_REQUEST_.
Please output every line of the material as it stands, without the pictures.

====== RECORDED INFORMATION

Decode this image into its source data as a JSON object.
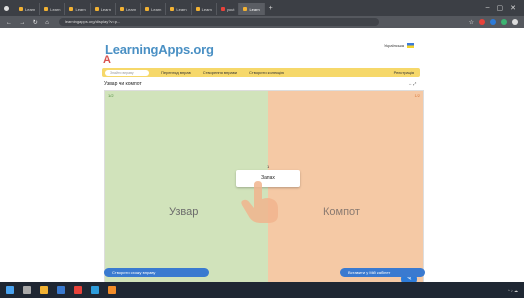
{
  "browser": {
    "tabs": [
      {
        "label": "Learn",
        "style": "normal"
      },
      {
        "label": "Learn",
        "style": "normal"
      },
      {
        "label": "Learn",
        "style": "normal"
      },
      {
        "label": "Learn",
        "style": "normal"
      },
      {
        "label": "Learn",
        "style": "normal"
      },
      {
        "label": "Learn",
        "style": "normal"
      },
      {
        "label": "Learn",
        "style": "normal"
      },
      {
        "label": "Learn",
        "style": "normal"
      },
      {
        "label": "yout",
        "style": "red"
      },
      {
        "label": "Learn",
        "style": "active"
      }
    ],
    "new_tab": "+",
    "url": "learningapps.org/display?v=p..."
  },
  "site": {
    "logo": "LearningApps.org",
    "language": "Українська",
    "search_placeholder": "Знайти вправу",
    "menu": {
      "browse": "Перегляд вправ",
      "create": "Створення вправи",
      "my_apps": "Створити колекцію",
      "register": "Реєстрація"
    }
  },
  "app": {
    "title": "Узвар чи компот",
    "controls": "↔ ⤢",
    "left_label": "Узвар",
    "right_label": "Компот",
    "left_corner": "1/2",
    "right_corner": "1/2",
    "card_text": "Запах",
    "card_counter": "1",
    "fab_icon": "✎"
  },
  "footer": {
    "create_similar": "Створити схожу вправу",
    "embed": "Вставити у Мій кабінет"
  },
  "colors": {
    "left_zone": "#d1e3bb",
    "right_zone": "#f5c9a5",
    "accent": "#3a7ad0"
  }
}
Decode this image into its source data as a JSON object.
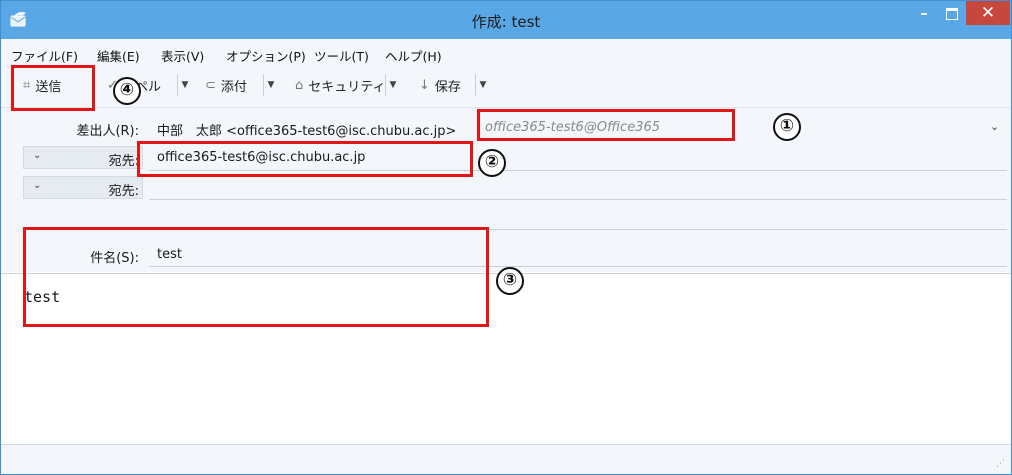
{
  "window": {
    "title": "作成: test",
    "min": "–",
    "close": "✕"
  },
  "menu": [
    "ファイル(F)",
    "編集(E)",
    "表示(V)",
    "オプション(P)",
    "ツール(T)",
    "ヘルプ(H)"
  ],
  "toolbar": {
    "send_label": "送信",
    "spell_label": "スペル",
    "attach_label": "添付",
    "security_label": "セキュリティ",
    "save_label": "保存"
  },
  "header": {
    "from_label": "差出人(R):",
    "from_value": "中部　太郎 <office365-test6@isc.chubu.ac.jp>",
    "from_identity": "office365-test6@Office365",
    "to_label": "宛先:",
    "to_value": "office365-test6@isc.chubu.ac.jp",
    "to2_label": "宛先:",
    "to2_value": "",
    "subject_label": "件名(S):",
    "subject_value": "test"
  },
  "body": {
    "text": "test"
  },
  "annotations": [
    "①",
    "②",
    "③",
    "④"
  ]
}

============

_RESPONSE BELOW_.
Decode this image into its source data as a JSON object.
{
  "browser": {
    "tabs": [
      {
        "label": "Learn",
        "style": "normal"
      },
      {
        "label": "Learn",
        "style": "normal"
      },
      {
        "label": "Learn",
        "style": "normal"
      },
      {
        "label": "Learn",
        "style": "normal"
      },
      {
        "label": "Learn",
        "style": "normal"
      },
      {
        "label": "Learn",
        "style": "normal"
      },
      {
        "label": "Learn",
        "style": "normal"
      },
      {
        "label": "Learn",
        "style": "normal"
      },
      {
        "label": "yout",
        "style": "red"
      },
      {
        "label": "Learn",
        "style": "active"
      }
    ],
    "new_tab": "+",
    "url": "learningapps.org/display?v=p..."
  },
  "site": {
    "logo": "LearningApps.org",
    "language": "Українська",
    "search_placeholder": "Знайти вправу",
    "menu": {
      "browse": "Перегляд вправ",
      "create": "Створення вправи",
      "my_apps": "Створити колекцію",
      "register": "Реєстрація"
    }
  },
  "app": {
    "title": "Узвар чи компот",
    "controls": "↔ ⤢",
    "left_label": "Узвар",
    "right_label": "Компот",
    "left_corner": "1/2",
    "right_corner": "1/2",
    "card_text": "Запах",
    "card_counter": "1",
    "fab_icon": "✎"
  },
  "footer": {
    "create_similar": "Створити схожу вправу",
    "embed": "Вставити у Мій кабінет"
  },
  "colors": {
    "left_zone": "#d1e3bb",
    "right_zone": "#f5c9a5",
    "accent": "#3a7ad0"
  }
}
Decode this image into its source data as a JSON object.
{
  "window": {
    "title": "作成: test",
    "min": "–",
    "close": "✕"
  },
  "menu": [
    "ファイル(F)",
    "編集(E)",
    "表示(V)",
    "オプション(P)",
    "ツール(T)",
    "ヘルプ(H)"
  ],
  "toolbar": {
    "send_label": "送信",
    "spell_label": "スペル",
    "attach_label": "添付",
    "security_label": "セキュリティ",
    "save_label": "保存"
  },
  "header": {
    "from_label": "差出人(R):",
    "from_value": "中部　太郎 <office365-test6@isc.chubu.ac.jp>",
    "from_identity": "office365-test6@Office365",
    "to_label": "宛先:",
    "to_value": "office365-test6@isc.chubu.ac.jp",
    "to2_label": "宛先:",
    "to2_value": "",
    "subject_label": "件名(S):",
    "subject_value": "test"
  },
  "body": {
    "text": "test"
  },
  "annotations": [
    "①",
    "②",
    "③",
    "④"
  ]
}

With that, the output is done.